▶ What is required: Return all of the entries exactly, with nothing added or left out.

Items from a dataset:
##############################
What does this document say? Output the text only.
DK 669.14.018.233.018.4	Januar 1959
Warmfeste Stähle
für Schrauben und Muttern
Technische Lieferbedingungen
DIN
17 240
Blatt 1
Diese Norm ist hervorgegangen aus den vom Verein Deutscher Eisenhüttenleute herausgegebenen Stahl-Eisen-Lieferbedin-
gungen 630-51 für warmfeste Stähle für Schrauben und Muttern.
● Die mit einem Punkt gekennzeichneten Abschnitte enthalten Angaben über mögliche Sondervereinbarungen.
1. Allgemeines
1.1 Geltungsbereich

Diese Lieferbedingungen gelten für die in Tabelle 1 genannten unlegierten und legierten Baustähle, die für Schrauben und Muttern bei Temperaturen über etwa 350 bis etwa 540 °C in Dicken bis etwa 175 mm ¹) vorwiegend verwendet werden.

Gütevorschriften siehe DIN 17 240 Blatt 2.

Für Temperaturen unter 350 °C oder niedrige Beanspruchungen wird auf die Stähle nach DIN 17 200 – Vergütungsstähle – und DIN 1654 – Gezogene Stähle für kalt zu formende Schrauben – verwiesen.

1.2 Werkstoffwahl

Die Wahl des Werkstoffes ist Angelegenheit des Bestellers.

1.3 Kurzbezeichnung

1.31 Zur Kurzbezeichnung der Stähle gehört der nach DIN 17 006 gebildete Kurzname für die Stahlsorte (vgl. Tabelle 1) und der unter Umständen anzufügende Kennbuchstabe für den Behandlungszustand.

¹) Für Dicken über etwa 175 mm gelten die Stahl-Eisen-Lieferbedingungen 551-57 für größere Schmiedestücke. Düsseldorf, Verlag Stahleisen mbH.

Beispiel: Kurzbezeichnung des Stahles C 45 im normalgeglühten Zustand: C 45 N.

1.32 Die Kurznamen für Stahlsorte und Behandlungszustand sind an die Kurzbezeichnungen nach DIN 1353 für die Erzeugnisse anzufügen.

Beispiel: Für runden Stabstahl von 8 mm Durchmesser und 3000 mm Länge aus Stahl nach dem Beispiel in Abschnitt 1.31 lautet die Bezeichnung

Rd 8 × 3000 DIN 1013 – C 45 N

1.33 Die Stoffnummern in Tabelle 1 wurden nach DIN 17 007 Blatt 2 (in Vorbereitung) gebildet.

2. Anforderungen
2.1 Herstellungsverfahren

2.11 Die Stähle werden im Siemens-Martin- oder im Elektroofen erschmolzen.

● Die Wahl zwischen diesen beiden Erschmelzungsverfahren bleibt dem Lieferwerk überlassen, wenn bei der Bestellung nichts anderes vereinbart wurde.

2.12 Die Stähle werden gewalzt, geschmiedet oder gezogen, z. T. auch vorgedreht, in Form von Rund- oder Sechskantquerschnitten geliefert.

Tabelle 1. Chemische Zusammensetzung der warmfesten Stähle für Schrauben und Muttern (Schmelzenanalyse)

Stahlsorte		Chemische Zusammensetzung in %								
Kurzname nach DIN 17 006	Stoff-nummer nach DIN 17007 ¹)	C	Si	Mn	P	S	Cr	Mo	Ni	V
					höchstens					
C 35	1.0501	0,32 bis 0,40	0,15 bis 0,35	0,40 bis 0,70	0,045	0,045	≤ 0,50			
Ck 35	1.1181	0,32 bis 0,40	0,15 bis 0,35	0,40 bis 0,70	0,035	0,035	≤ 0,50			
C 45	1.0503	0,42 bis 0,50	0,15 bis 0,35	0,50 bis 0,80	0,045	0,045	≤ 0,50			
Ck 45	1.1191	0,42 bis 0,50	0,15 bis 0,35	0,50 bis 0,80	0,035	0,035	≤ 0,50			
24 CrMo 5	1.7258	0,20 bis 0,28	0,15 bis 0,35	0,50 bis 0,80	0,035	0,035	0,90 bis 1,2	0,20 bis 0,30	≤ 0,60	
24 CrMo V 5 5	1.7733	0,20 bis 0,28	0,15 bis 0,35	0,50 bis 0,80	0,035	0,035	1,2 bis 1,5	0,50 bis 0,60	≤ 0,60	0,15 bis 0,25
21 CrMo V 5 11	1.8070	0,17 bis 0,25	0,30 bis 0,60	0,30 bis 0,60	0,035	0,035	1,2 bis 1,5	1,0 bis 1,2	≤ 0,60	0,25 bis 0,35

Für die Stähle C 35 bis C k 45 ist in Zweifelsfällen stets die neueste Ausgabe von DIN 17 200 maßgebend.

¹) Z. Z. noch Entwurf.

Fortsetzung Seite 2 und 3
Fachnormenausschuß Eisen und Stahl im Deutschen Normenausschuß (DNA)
##############################
▶ Answer to the exercise:
What does this document say? Output the text only.
DK 669.14.018.233.018.4	Januar 1959
Warmfeste Stähle
für Schrauben und Muttern
Technische Lieferbedingungen
DIN
17 240
Blatt 1
Diese Norm ist hervorgegangen aus den vom Verein Deutscher Eisenhüttenleute herausgegebenen Stahl-Eisen-Lieferbedin-
gungen 630-51 für warmfeste Stähle für Schrauben und Muttern.
● Die mit einem Punkt gekennzeichneten Abschnitte enthalten Angaben über mögliche Sondervereinbarungen.
1. Allgemeines
1.1 Geltungsbereich

Diese Lieferbedingungen gelten für die in Tabelle 1 genannten unlegierten und legierten Baustähle, die für Schrauben und Muttern bei Temperaturen über etwa 350 bis etwa 540 °C in Dicken bis etwa 175 mm ¹) vorwiegend verwendet werden.

Gütevorschriften siehe DIN 17 240 Blatt 2.

Für Temperaturen unter 350 °C oder niedrige Beanspruchungen wird auf die Stähle nach DIN 17 200 – Vergütungsstähle – und DIN 1654 – Gezogene Stähle für kalt zu formende Schrauben – verwiesen.

1.2 Werkstoffwahl

Die Wahl des Werkstoffes ist Angelegenheit des Bestellers.

1.3 Kurzbezeichnung

1.31 Zur Kurzbezeichnung der Stähle gehört der nach DIN 17 006 gebildete Kurzname für die Stahlsorte (vgl. Tabelle 1) und der unter Umständen anzufügende Kennbuchstabe für den Behandlungszustand.

¹) Für Dicken über etwa 175 mm gelten die Stahl-Eisen-Lieferbedingungen 551-57 für größere Schmiedestücke. Düsseldorf, Verlag Stahleisen mbH.

Beispiel: Kurzbezeichnung des Stahles C 45 im normalgeglühten Zustand: C 45 N.

1.32 Die Kurznamen für Stahlsorte und Behandlungszustand sind an die Kurzbezeichnungen nach DIN 1353 für die Erzeugnisse anzufügen.

Beispiel: Für runden Stabstahl von 8 mm Durchmesser und 3000 mm Länge aus Stahl nach dem Beispiel in Abschnitt 1.31 lautet die Bezeichnung

Rd 8 × 3000 DIN 1013 – C 45 N

1.33 Die Stoffnummern in Tabelle 1 wurden nach DIN 17 007 Blatt 2 (in Vorbereitung) gebildet.

2. Anforderungen
2.1 Herstellungsverfahren

2.11 Die Stähle werden im Siemens-Martin- oder im Elektroofen erschmolzen.

● Die Wahl zwischen diesen beiden Erschmelzungsverfahren bleibt dem Lieferwerk überlassen, wenn bei der Bestellung nichts anderes vereinbart wurde.

2.12 Die Stähle werden gewalzt, geschmiedet oder gezogen, z. T. auch vorgedreht, in Form von Rund- oder Sechskantquerschnitten geliefert.

Tabelle 1. Chemische Zusammensetzung der warmfesten Stähle für Schrauben und Muttern (Schmelzenanalyse)

Stahlsorte		Chemische Zusammensetzung in %								
Kurzname nach DIN 17 006	Stoff-nummer nach DIN 17007 ¹)	C	Si	Mn	P	S	Cr	Mo	Ni	V
					höchstens					
C 35	1.0501	0,32 bis 0,40	0,15 bis 0,35	0,40 bis 0,70	0,045	0,045	≤ 0,50			
Ck 35	1.1181	0,32 bis 0,40	0,15 bis 0,35	0,40 bis 0,70	0,035	0,035	≤ 0,50			
C 45	1.0503	0,42 bis 0,50	0,15 bis 0,35	0,50 bis 0,80	0,045	0,045	≤ 0,50			
Ck 45	1.1191	0,42 bis 0,50	0,15 bis 0,35	0,50 bis 0,80	0,035	0,035	≤ 0,50			
24 CrMo 5	1.7258	0,20 bis 0,28	0,15 bis 0,35	0,50 bis 0,80	0,035	0,035	0,90 bis 1,2	0,20 bis 0,30	≤ 0,60	
24 CrMo V 5 5	1.7733	0,20 bis 0,28	0,15 bis 0,35	0,50 bis 0,80	0,035	0,035	1,2 bis 1,5	0,50 bis 0,60	≤ 0,60	0,15 bis 0,25
21 CrMo V 5 11	1.8070	0,17 bis 0,25	0,30 bis 0,60	0,30 bis 0,60	0,035	0,035	1,2 bis 1,5	1,0 bis 1,2	≤ 0,60	0,25 bis 0,35

Für die Stähle C 35 bis C k 45 ist in Zweifelsfällen stets die neueste Ausgabe von DIN 17 200 maßgebend.

¹) Z. Z. noch Entwurf.

Fortsetzung Seite 2 und 3
Fachnormenausschuß Eisen und Stahl im Deutschen Normenausschuß (DNA)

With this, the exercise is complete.